> Written instruction
Write out every line of the listing exactly, character for character, leaving out the pictures.

(Element and region data)
-------
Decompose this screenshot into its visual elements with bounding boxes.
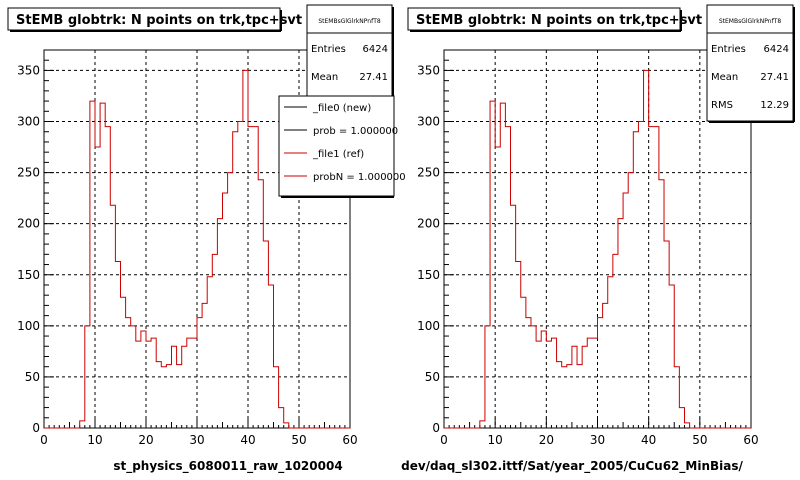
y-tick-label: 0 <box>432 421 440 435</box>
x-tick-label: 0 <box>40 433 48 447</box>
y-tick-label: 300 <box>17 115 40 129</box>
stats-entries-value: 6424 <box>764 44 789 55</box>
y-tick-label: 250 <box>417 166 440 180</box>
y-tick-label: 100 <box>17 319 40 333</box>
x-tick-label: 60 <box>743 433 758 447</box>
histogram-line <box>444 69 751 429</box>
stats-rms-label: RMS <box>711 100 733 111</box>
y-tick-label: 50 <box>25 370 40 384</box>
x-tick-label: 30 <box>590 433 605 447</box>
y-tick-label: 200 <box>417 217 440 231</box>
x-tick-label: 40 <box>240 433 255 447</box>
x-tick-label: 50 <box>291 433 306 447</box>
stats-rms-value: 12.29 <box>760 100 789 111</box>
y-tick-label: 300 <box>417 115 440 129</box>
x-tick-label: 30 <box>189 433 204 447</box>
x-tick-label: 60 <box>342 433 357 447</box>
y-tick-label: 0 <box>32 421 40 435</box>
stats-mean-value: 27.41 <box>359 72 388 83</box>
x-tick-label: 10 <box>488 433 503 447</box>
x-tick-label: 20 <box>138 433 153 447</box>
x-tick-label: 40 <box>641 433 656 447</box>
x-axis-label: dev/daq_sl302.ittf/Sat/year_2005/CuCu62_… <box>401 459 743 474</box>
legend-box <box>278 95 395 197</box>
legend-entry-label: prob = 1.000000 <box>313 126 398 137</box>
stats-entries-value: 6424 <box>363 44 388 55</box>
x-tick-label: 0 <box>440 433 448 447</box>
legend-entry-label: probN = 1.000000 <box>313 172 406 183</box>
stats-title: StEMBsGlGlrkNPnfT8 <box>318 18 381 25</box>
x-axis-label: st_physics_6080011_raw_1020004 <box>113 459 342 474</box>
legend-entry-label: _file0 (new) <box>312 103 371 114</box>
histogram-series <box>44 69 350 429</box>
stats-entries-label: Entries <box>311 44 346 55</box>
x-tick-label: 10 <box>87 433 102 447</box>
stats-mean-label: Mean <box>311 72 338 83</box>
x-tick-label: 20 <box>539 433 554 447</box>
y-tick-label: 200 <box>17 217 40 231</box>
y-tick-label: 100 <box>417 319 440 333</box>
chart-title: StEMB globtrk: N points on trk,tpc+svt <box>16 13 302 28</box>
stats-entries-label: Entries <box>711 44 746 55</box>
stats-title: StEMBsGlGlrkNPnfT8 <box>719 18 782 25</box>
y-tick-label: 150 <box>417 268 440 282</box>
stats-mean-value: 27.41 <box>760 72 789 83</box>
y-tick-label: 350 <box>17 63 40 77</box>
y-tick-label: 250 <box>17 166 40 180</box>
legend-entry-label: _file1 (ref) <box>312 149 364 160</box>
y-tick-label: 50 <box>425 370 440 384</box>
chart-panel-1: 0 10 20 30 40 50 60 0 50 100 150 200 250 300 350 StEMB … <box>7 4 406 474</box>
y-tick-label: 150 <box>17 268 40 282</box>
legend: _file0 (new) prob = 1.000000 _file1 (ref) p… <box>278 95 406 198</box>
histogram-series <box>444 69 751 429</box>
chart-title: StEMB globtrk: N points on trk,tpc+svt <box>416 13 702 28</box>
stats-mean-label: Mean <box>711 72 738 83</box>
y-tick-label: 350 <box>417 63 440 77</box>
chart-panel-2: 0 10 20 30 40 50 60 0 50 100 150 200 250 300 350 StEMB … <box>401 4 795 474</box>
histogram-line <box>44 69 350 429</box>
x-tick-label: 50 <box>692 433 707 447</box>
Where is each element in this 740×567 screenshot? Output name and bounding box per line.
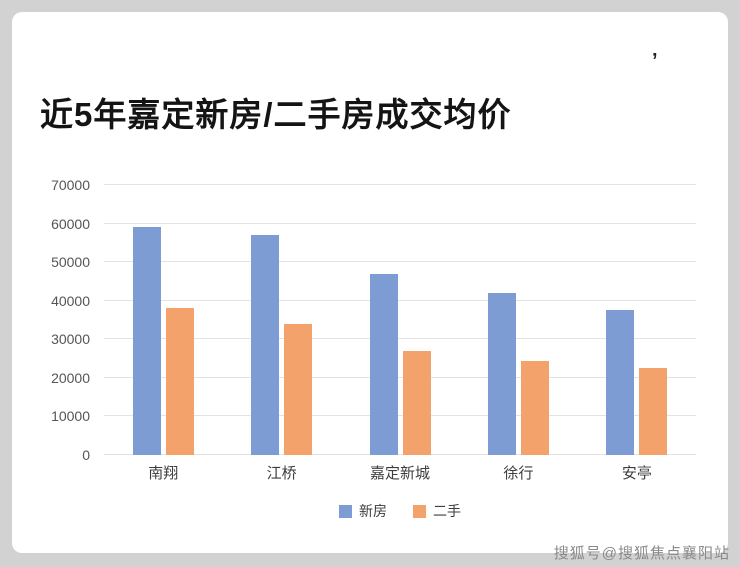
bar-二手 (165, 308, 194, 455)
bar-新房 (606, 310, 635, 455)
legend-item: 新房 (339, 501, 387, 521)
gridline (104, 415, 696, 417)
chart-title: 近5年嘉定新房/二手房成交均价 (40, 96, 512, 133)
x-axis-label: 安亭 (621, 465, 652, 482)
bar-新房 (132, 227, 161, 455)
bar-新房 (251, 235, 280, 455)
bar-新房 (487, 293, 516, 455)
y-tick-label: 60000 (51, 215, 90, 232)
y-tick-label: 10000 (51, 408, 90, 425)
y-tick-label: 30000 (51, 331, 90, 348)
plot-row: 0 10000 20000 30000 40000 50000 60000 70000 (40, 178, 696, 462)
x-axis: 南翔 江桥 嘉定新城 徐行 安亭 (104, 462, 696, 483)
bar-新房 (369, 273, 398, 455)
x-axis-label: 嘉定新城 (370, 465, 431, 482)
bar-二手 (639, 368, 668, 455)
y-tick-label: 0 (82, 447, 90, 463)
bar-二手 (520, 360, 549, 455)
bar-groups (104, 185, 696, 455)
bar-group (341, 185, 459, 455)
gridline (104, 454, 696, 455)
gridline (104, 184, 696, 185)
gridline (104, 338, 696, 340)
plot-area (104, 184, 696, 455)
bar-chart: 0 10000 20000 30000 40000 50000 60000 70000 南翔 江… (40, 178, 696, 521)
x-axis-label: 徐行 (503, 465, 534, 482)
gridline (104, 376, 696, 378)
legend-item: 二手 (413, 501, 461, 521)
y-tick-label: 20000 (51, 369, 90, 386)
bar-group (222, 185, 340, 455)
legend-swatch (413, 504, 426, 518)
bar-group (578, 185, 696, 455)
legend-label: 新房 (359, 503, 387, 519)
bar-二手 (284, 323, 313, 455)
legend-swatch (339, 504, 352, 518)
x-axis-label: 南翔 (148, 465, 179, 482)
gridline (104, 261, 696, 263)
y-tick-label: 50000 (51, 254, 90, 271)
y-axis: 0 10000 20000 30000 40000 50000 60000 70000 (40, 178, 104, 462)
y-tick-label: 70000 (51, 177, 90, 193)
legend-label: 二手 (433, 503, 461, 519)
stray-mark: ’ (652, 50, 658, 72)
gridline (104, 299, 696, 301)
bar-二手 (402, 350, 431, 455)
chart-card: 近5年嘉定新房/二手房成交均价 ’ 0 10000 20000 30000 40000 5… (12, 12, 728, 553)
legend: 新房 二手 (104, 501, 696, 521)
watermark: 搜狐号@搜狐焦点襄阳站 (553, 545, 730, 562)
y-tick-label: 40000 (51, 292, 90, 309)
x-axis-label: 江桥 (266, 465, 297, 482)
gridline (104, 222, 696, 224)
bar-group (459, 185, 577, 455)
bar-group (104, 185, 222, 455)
-------
> Task output
Decompose this screenshot into its visual elements with bounding boxes.
y-tick-label: 0 <box>432 421 440 435</box>
x-tick-label: 0 <box>40 433 48 447</box>
y-tick-label: 300 <box>17 115 40 129</box>
stats-entries-value: 6424 <box>764 44 789 55</box>
y-tick-label: 250 <box>417 166 440 180</box>
y-tick-label: 100 <box>17 319 40 333</box>
x-tick-label: 60 <box>743 433 758 447</box>
histogram-line <box>444 69 751 429</box>
stats-rms-label: RMS <box>711 100 733 111</box>
y-tick-label: 50 <box>25 370 40 384</box>
x-tick-label: 30 <box>590 433 605 447</box>
y-tick-label: 200 <box>417 217 440 231</box>
x-tick-label: 40 <box>240 433 255 447</box>
x-tick-label: 50 <box>291 433 306 447</box>
stats-rms-value: 12.29 <box>760 100 789 111</box>
y-tick-label: 300 <box>417 115 440 129</box>
x-tick-label: 30 <box>189 433 204 447</box>
x-tick-label: 60 <box>342 433 357 447</box>
y-tick-label: 0 <box>32 421 40 435</box>
stats-mean-value: 27.41 <box>359 72 388 83</box>
x-tick-label: 10 <box>488 433 503 447</box>
x-tick-label: 20 <box>138 433 153 447</box>
x-tick-label: 40 <box>641 433 656 447</box>
x-axis-label: dev/daq_sl302.ittf/Sat/year_2005/CuCu62_… <box>401 459 743 474</box>
legend-box <box>278 95 395 197</box>
legend-entry-label: prob = 1.000000 <box>313 126 398 137</box>
stats-entries-value: 6424 <box>363 44 388 55</box>
x-tick-label: 0 <box>440 433 448 447</box>
legend-entry-label: probN = 1.000000 <box>313 172 406 183</box>
stats-title: StEMBsGlGlrkNPnfT8 <box>318 18 381 25</box>
x-axis-label: st_physics_6080011_raw_1020004 <box>113 459 342 474</box>
legend-entry-label: _file0 (new) <box>312 103 371 114</box>
histogram-series <box>44 69 350 429</box>
stats-entries-label: Entries <box>311 44 346 55</box>
x-tick-label: 10 <box>87 433 102 447</box>
stats-mean-label: Mean <box>311 72 338 83</box>
x-tick-label: 20 <box>539 433 554 447</box>
y-tick-label: 200 <box>17 217 40 231</box>
y-tick-label: 100 <box>417 319 440 333</box>
chart-title: StEMB globtrk: N points on trk,tpc+svt <box>16 13 302 28</box>
stats-entries-label: Entries <box>711 44 746 55</box>
stats-title: StEMBsGlGlrkNPnfT8 <box>719 18 782 25</box>
y-tick-label: 150 <box>417 268 440 282</box>
stats-mean-value: 27.41 <box>760 72 789 83</box>
y-tick-label: 350 <box>17 63 40 77</box>
y-tick-label: 250 <box>17 166 40 180</box>
legend-entry-label: _file1 (ref) <box>312 149 364 160</box>
y-tick-label: 50 <box>425 370 440 384</box>
chart-panel-1: 0 10 20 30 40 50 60 0 50 100 150 200 250 300 350 StEMB … <box>7 4 406 474</box>
y-tick-label: 150 <box>17 268 40 282</box>
legend: _file0 (new) prob = 1.000000 _file1 (ref) p… <box>278 95 406 198</box>
histogram-series <box>444 69 751 429</box>
chart-title: StEMB globtrk: N points on trk,tpc+svt <box>416 13 702 28</box>
stats-mean-label: Mean <box>711 72 738 83</box>
y-tick-label: 350 <box>417 63 440 77</box>
chart-panel-2: 0 10 20 30 40 50 60 0 50 100 150 200 250 300 350 StEMB … <box>401 4 795 474</box>
histogram-line <box>44 69 350 429</box>
x-tick-label: 50 <box>692 433 707 447</box>
Where is each element in this 740×567 screenshot? Output name and bounding box per line.
bar-二手 (165, 308, 194, 455)
bar-新房 (606, 310, 635, 455)
legend-item: 新房 (339, 501, 387, 521)
gridline (104, 415, 696, 417)
chart-title: 近5年嘉定新房/二手房成交均价 (40, 96, 512, 133)
x-axis-label: 安亭 (621, 465, 652, 482)
bar-新房 (132, 227, 161, 455)
bar-新房 (251, 235, 280, 455)
bar-新房 (487, 293, 516, 455)
y-tick-label: 60000 (51, 215, 90, 232)
y-tick-label: 10000 (51, 408, 90, 425)
y-tick-label: 30000 (51, 331, 90, 348)
plot-row: 0 10000 20000 30000 40000 50000 60000 70000 (40, 178, 696, 462)
x-axis: 南翔 江桥 嘉定新城 徐行 安亭 (104, 462, 696, 483)
bar-新房 (369, 273, 398, 455)
x-axis-label: 嘉定新城 (370, 465, 431, 482)
bar-二手 (639, 368, 668, 455)
y-tick-label: 0 (82, 447, 90, 463)
bar-二手 (520, 360, 549, 455)
bar-groups (104, 185, 696, 455)
bar-group (341, 185, 459, 455)
gridline (104, 454, 696, 455)
gridline (104, 184, 696, 185)
gridline (104, 338, 696, 340)
plot-area (104, 184, 696, 455)
bar-chart: 0 10000 20000 30000 40000 50000 60000 70000 南翔 江… (40, 178, 696, 521)
x-axis-label: 徐行 (503, 465, 534, 482)
gridline (104, 376, 696, 378)
legend-item: 二手 (413, 501, 461, 521)
y-tick-label: 20000 (51, 369, 90, 386)
bar-group (222, 185, 340, 455)
legend-swatch (413, 504, 426, 518)
bar-group (578, 185, 696, 455)
legend-label: 新房 (359, 503, 387, 519)
bar-二手 (284, 323, 313, 455)
legend-swatch (339, 504, 352, 518)
x-axis-label: 南翔 (148, 465, 179, 482)
gridline (104, 261, 696, 263)
y-tick-label: 50000 (51, 254, 90, 271)
y-axis: 0 10000 20000 30000 40000 50000 60000 70000 (40, 178, 104, 462)
y-tick-label: 70000 (51, 177, 90, 193)
legend-label: 二手 (433, 503, 461, 519)
stray-mark: ’ (652, 50, 658, 72)
gridline (104, 299, 696, 301)
bar-二手 (402, 350, 431, 455)
chart-card: 近5年嘉定新房/二手房成交均价 ’ 0 10000 20000 30000 40000 5… (12, 12, 728, 553)
legend: 新房 二手 (104, 501, 696, 521)
watermark: 搜狐号@搜狐焦点襄阳站 (553, 545, 730, 562)
y-tick-label: 40000 (51, 292, 90, 309)
x-axis-label: 江桥 (266, 465, 297, 482)
gridline (104, 222, 696, 224)
bar-group (459, 185, 577, 455)
bar-group (104, 185, 222, 455)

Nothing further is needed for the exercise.